Objective »
Output all of the entries below precisely as written.

Provided material »
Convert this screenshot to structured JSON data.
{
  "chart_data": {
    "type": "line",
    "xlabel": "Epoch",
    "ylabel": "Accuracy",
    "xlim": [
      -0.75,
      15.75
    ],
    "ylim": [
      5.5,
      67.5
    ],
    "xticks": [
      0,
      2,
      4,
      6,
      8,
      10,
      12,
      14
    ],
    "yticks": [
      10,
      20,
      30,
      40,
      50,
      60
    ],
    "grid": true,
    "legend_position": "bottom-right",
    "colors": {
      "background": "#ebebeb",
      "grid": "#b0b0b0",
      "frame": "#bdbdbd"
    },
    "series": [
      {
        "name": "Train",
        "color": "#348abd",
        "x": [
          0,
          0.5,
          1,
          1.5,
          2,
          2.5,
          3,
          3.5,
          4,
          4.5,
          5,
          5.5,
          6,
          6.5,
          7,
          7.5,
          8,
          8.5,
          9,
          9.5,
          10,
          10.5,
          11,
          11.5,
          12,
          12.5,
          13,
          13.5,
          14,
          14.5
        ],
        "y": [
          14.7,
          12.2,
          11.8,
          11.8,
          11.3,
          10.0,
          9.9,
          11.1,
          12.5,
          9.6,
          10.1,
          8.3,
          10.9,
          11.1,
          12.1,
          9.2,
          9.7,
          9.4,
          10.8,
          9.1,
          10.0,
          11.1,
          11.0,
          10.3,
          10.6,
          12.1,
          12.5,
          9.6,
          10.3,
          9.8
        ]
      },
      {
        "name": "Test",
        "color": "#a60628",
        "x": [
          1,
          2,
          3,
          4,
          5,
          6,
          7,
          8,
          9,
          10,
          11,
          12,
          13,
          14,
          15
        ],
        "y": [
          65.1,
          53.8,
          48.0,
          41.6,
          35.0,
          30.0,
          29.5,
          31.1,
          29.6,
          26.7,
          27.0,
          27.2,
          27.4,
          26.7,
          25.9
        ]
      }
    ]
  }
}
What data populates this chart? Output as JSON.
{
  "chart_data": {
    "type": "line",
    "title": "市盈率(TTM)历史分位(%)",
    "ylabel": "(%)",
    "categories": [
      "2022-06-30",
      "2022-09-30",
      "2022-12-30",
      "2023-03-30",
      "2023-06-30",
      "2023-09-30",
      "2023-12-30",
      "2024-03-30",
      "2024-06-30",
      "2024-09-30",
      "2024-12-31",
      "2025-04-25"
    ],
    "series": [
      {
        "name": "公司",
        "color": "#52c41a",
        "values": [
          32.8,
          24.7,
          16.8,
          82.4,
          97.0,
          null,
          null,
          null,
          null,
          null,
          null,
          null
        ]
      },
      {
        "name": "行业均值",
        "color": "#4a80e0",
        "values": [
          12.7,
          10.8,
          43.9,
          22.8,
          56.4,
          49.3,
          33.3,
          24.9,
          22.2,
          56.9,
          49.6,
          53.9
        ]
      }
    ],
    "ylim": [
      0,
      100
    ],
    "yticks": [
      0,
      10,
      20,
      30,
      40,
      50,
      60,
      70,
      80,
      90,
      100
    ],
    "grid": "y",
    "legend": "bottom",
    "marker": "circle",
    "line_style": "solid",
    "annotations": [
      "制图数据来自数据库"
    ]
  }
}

Exercise response »
Convert this screenshot to structured JSON data.
{
  "chart_data": {
    "type": "line",
    "xlabel": "Epoch",
    "ylabel": "Accuracy",
    "xlim": [
      -0.75,
      15.75
    ],
    "ylim": [
      5.5,
      67.5
    ],
    "xticks": [
      0,
      2,
      4,
      6,
      8,
      10,
      12,
      14
    ],
    "yticks": [
      10,
      20,
      30,
      40,
      50,
      60
    ],
    "grid": true,
    "legend_position": "bottom-right",
    "colors": {
      "background": "#ebebeb",
      "grid": "#b0b0b0",
      "frame": "#bdbdbd"
    },
    "series": [
      {
        "name": "Train",
        "color": "#348abd",
        "x": [
          0,
          0.5,
          1,
          1.5,
          2,
          2.5,
          3,
          3.5,
          4,
          4.5,
          5,
          5.5,
          6,
          6.5,
          7,
          7.5,
          8,
          8.5,
          9,
          9.5,
          10,
          10.5,
          11,
          11.5,
          12,
          12.5,
          13,
          13.5,
          14,
          14.5
        ],
        "y": [
          14.7,
          12.2,
          11.8,
          11.8,
          11.3,
          10.0,
          9.9,
          11.1,
          12.5,
          9.6,
          10.1,
          8.3,
          10.9,
          11.1,
          12.1,
          9.2,
          9.7,
          9.4,
          10.8,
          9.1,
          10.0,
          11.1,
          11.0,
          10.3,
          10.6,
          12.1,
          12.5,
          9.6,
          10.3,
          9.8
        ]
      },
      {
        "name": "Test",
        "color": "#a60628",
        "x": [
          1,
          2,
          3,
          4,
          5,
          6,
          7,
          8,
          9,
          10,
          11,
          12,
          13,
          14,
          15
        ],
        "y": [
          65.1,
          53.8,
          48.0,
          41.6,
          35.0,
          30.0,
          29.5,
          31.1,
          29.6,
          26.7,
          27.0,
          27.2,
          27.4,
          26.7,
          25.9
        ]
      }
    ]
  }
}
What data populates this chart? Output as JSON.
{
  "chart_data": {
    "type": "line",
    "title": "市盈率(TTM)历史分位(%)",
    "ylabel": "(%)",
    "categories": [
      "2022-06-30",
      "2022-09-30",
      "2022-12-30",
      "2023-03-30",
      "2023-06-30",
      "2023-09-30",
      "2023-12-30",
      "2024-03-30",
      "2024-06-30",
      "2024-09-30",
      "2024-12-31",
      "2025-04-25"
    ],
    "series": [
      {
        "name": "公司",
        "color": "#52c41a",
        "values": [
          32.8,
          24.7,
          16.8,
          82.4,
          97.0,
          null,
          null,
          null,
          null,
          null,
          null,
          null
        ]
      },
      {
        "name": "行业均值",
        "color": "#4a80e0",
        "values": [
          12.7,
          10.8,
          43.9,
          22.8,
          56.4,
          49.3,
          33.3,
          24.9,
          22.2,
          56.9,
          49.6,
          53.9
        ]
      }
    ],
    "ylim": [
      0,
      100
    ],
    "yticks": [
      0,
      10,
      20,
      30,
      40,
      50,
      60,
      70,
      80,
      90,
      100
    ],
    "grid": "y",
    "legend": "bottom",
    "marker": "circle",
    "line_style": "solid",
    "annotations": [
      "制图数据来自数据库"
    ]
  }
}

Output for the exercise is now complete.